## WORK TO BE COMPLETED
Produce a word-for-word copy of the listing below without its pictures.

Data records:
....................
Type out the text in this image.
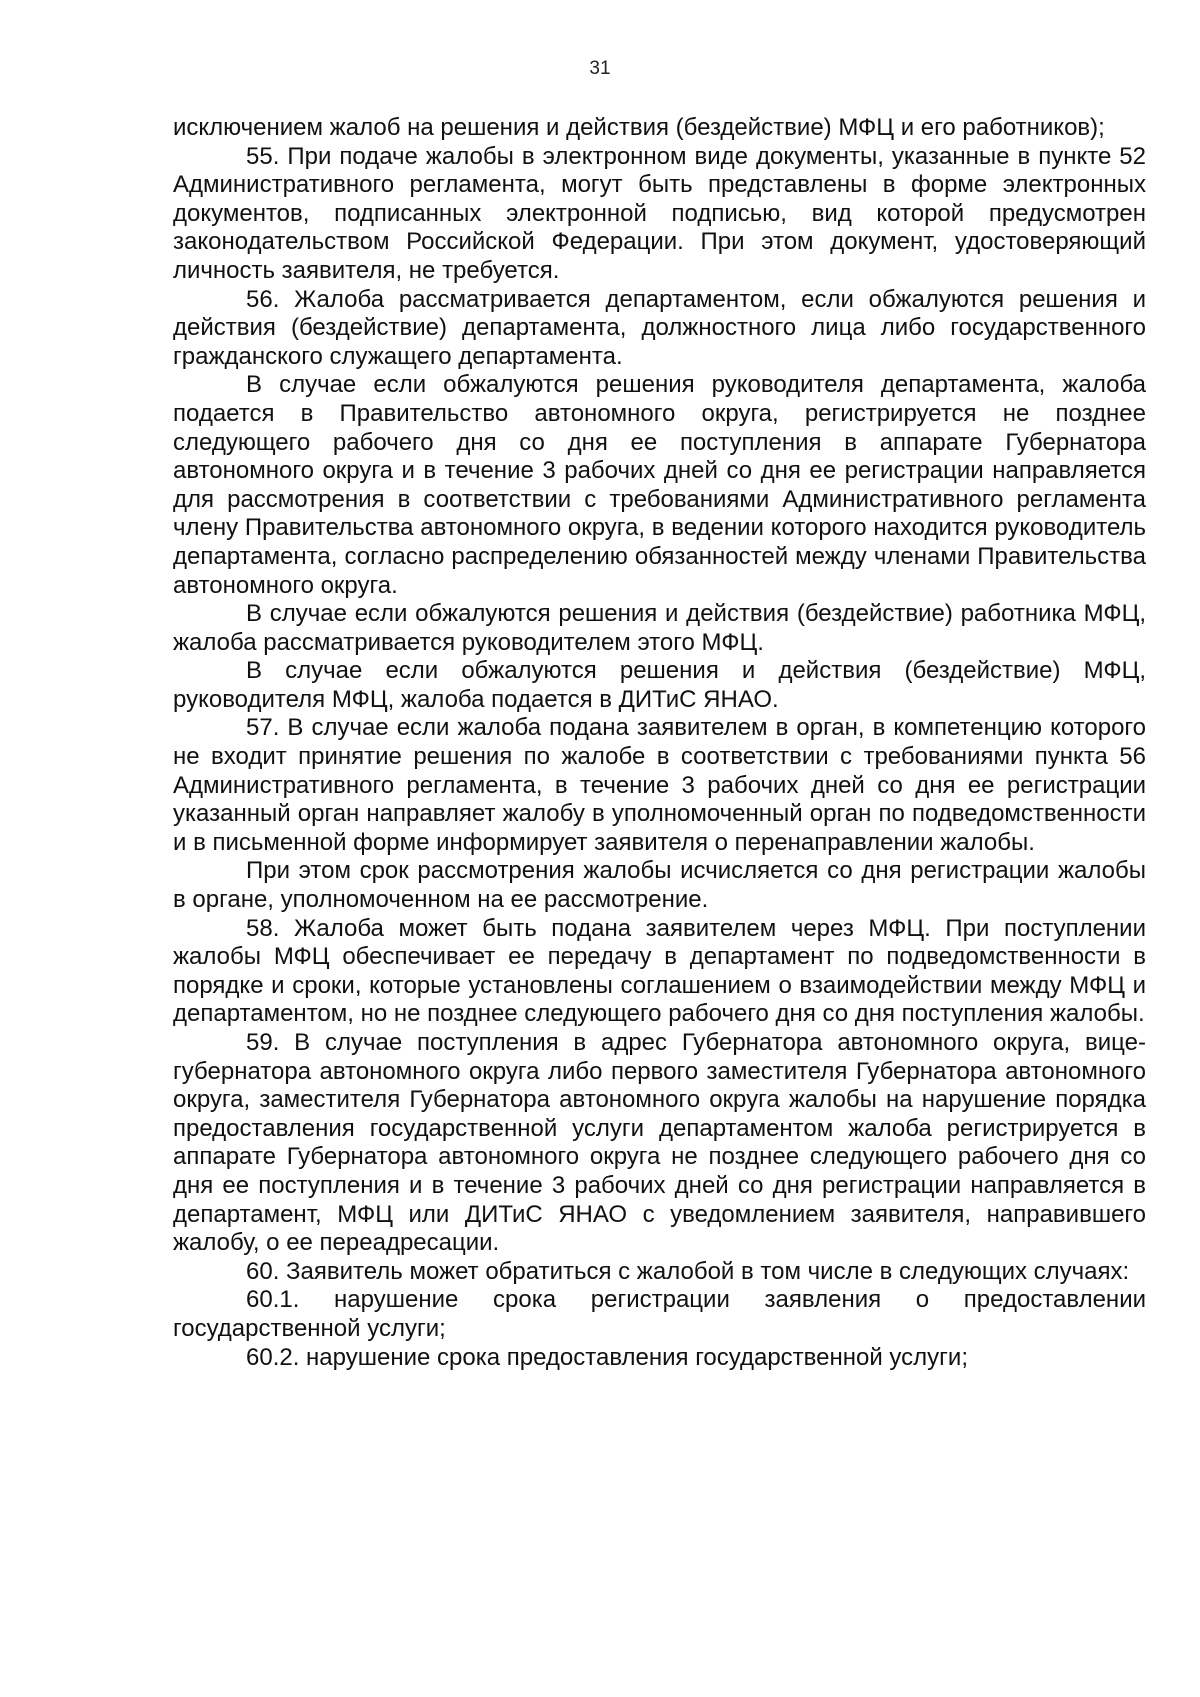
31

исключением жалоб на решения и действия (бездействие) МФЦ и его работников);

55. При подаче жалобы в электронном виде документы, указанные в пункте 52 Административного регламента, могут быть представлены в форме электронных документов, подписанных электронной подписью, вид которой предусмотрен законодательством Российской Федерации. При этом документ, удостоверяющий личность заявителя, не требуется.

56. Жалоба рассматривается департаментом, если обжалуются решения и действия (бездействие) департамента, должностного лица либо государственного гражданского служащего департамента.

В случае если обжалуются решения руководителя департамента, жалоба подается в Правительство автономного округа, регистрируется не позднее следующего рабочего дня со дня ее поступления в аппарате Губернатора автономного округа и в течение 3 рабочих дней со дня ее регистрации направляется для рассмотрения в соответствии с требованиями Административного регламента члену Правительства автономного округа, в ведении которого находится руководитель департамента, согласно распределению обязанностей между членами Правительства автономного округа.

В случае если обжалуются решения и действия (бездействие) работника МФЦ, жалоба рассматривается руководителем этого МФЦ.

В случае если обжалуются решения и действия (бездействие) МФЦ, руководителя МФЦ, жалоба подается в ДИТиС ЯНАО.

57. В случае если жалоба подана заявителем в орган, в компетенцию которого не входит принятие решения по жалобе в соответствии с требованиями пункта 56 Административного регламента, в течение 3 рабочих дней со дня ее регистрации указанный орган направляет жалобу в уполномоченный орган по подведомственности и в письменной форме информирует заявителя о перенаправлении жалобы.

При этом срок рассмотрения жалобы исчисляется со дня регистрации жалобы в органе, уполномоченном на ее рассмотрение.

58. Жалоба может быть подана заявителем через МФЦ. При поступлении жалобы МФЦ обеспечивает ее передачу в департамент по подведомственности в порядке и сроки, которые установлены соглашением о взаимодействии между МФЦ и департаментом, но не позднее следующего рабочего дня со дня поступления жалобы.

59. В случае поступления в адрес Губернатора автономного округа, вице-губернатора автономного округа либо первого заместителя Губернатора автономного округа, заместителя Губернатора автономного округа жалобы на нарушение порядка предоставления государственной услуги департаментом жалоба регистрируется в аппарате Губернатора автономного округа не позднее следующего рабочего дня со дня ее поступления и в течение 3 рабочих дней со дня регистрации направляется в департамент, МФЦ или ДИТиС ЯНАО с уведомлением заявителя, направившего жалобу, о ее переадресации.

60. Заявитель может обратиться с жалобой в том числе в следующих случаях:

60.1. нарушение срока регистрации заявления о предоставлении государственной услуги;

60.2. нарушение срока предоставления государственной услуги;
....................
## THE SOLUTION
Type out the text in this image.
31

исключением жалоб на решения и действия (бездействие) МФЦ и его работников);

55. При подаче жалобы в электронном виде документы, указанные в пункте 52 Административного регламента, могут быть представлены в форме электронных документов, подписанных электронной подписью, вид которой предусмотрен законодательством Российской Федерации. При этом документ, удостоверяющий личность заявителя, не требуется.

56. Жалоба рассматривается департаментом, если обжалуются решения и действия (бездействие) департамента, должностного лица либо государственного гражданского служащего департамента.

В случае если обжалуются решения руководителя департамента, жалоба подается в Правительство автономного округа, регистрируется не позднее следующего рабочего дня со дня ее поступления в аппарате Губернатора автономного округа и в течение 3 рабочих дней со дня ее регистрации направляется для рассмотрения в соответствии с требованиями Административного регламента члену Правительства автономного округа, в ведении которого находится руководитель департамента, согласно распределению обязанностей между членами Правительства автономного округа.

В случае если обжалуются решения и действия (бездействие) работника МФЦ, жалоба рассматривается руководителем этого МФЦ.

В случае если обжалуются решения и действия (бездействие) МФЦ, руководителя МФЦ, жалоба подается в ДИТиС ЯНАО.

57. В случае если жалоба подана заявителем в орган, в компетенцию которого не входит принятие решения по жалобе в соответствии с требованиями пункта 56 Административного регламента, в течение 3 рабочих дней со дня ее регистрации указанный орган направляет жалобу в уполномоченный орган по подведомственности и в письменной форме информирует заявителя о перенаправлении жалобы.

При этом срок рассмотрения жалобы исчисляется со дня регистрации жалобы в органе, уполномоченном на ее рассмотрение.

58. Жалоба может быть подана заявителем через МФЦ. При поступлении жалобы МФЦ обеспечивает ее передачу в департамент по подведомственности в порядке и сроки, которые установлены соглашением о взаимодействии между МФЦ и департаментом, но не позднее следующего рабочего дня со дня поступления жалобы.

59. В случае поступления в адрес Губернатора автономного округа, вице-губернатора автономного округа либо первого заместителя Губернатора автономного округа, заместителя Губернатора автономного округа жалобы на нарушение порядка предоставления государственной услуги департаментом жалоба регистрируется в аппарате Губернатора автономного округа не позднее следующего рабочего дня со дня ее поступления и в течение 3 рабочих дней со дня регистрации направляется в департамент, МФЦ или ДИТиС ЯНАО с уведомлением заявителя, направившего жалобу, о ее переадресации.

60. Заявитель может обратиться с жалобой в том числе в следующих случаях:

60.1. нарушение срока регистрации заявления о предоставлении государственной услуги;

60.2. нарушение срока предоставления государственной услуги;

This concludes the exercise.